RECORDS FOR THIS EXERCISE:
========================================================================
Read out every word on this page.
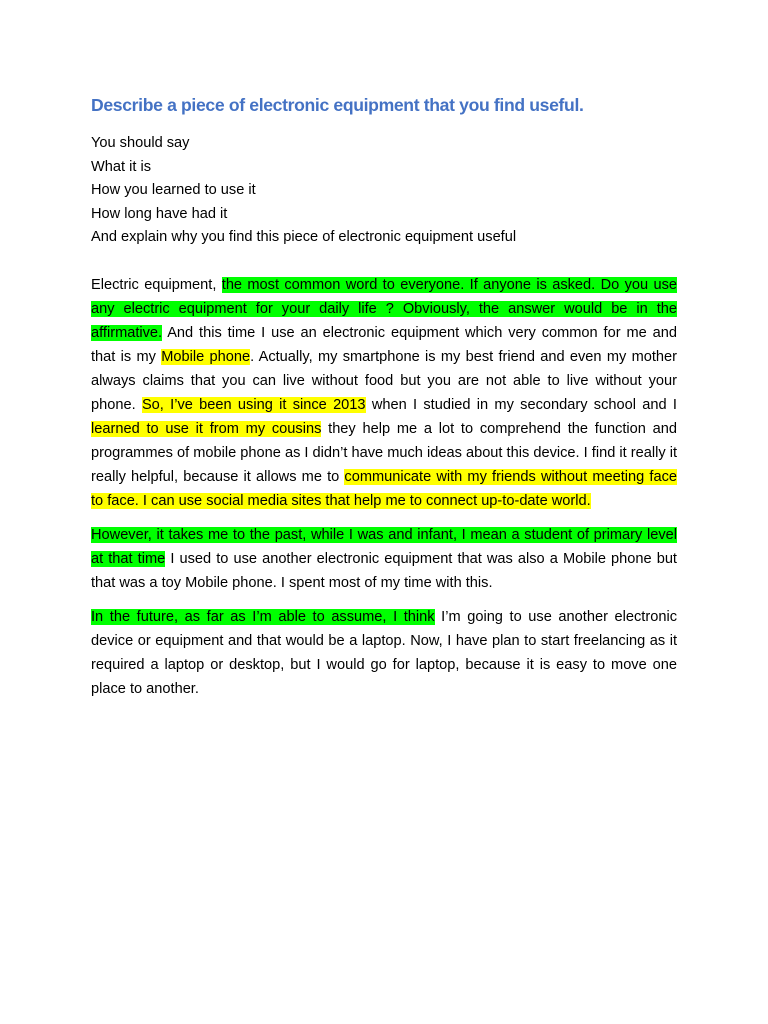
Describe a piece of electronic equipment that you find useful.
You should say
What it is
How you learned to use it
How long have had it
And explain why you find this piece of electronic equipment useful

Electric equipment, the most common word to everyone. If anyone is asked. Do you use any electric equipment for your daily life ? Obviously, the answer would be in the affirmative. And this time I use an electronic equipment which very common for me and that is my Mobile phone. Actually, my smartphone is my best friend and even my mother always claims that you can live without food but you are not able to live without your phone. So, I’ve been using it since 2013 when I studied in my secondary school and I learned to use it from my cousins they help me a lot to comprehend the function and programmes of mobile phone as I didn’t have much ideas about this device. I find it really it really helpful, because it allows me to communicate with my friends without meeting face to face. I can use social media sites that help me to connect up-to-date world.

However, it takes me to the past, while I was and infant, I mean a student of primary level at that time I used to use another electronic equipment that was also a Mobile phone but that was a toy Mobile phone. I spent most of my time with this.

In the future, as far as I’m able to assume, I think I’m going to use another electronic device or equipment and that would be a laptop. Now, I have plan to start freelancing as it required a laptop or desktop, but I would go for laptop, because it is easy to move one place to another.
========================================================================
Reproduce the entries above word for word. Pictures stay out.

Read out every word on this page.
Describe a piece of electronic equipment that you find useful.
You should say
What it is
How you learned to use it
How long have had it
And explain why you find this piece of electronic equipment useful

Electric equipment, the most common word to everyone. If anyone is asked. Do you use any electric equipment for your daily life ? Obviously, the answer would be in the affirmative. And this time I use an electronic equipment which very common for me and that is my Mobile phone. Actually, my smartphone is my best friend and even my mother always claims that you can live without food but you are not able to live without your phone. So, I’ve been using it since 2013 when I studied in my secondary school and I learned to use it from my cousins they help me a lot to comprehend the function and programmes of mobile phone as I didn’t have much ideas about this device. I find it really it really helpful, because it allows me to communicate with my friends without meeting face to face. I can use social media sites that help me to connect up-to-date world.

However, it takes me to the past, while I was and infant, I mean a student of primary level at that time I used to use another electronic equipment that was also a Mobile phone but that was a toy Mobile phone. I spent most of my time with this.

In the future, as far as I’m able to assume, I think I’m going to use another electronic device or equipment and that would be a laptop. Now, I have plan to start freelancing as it required a laptop or desktop, but I would go for laptop, because it is easy to move one place to another.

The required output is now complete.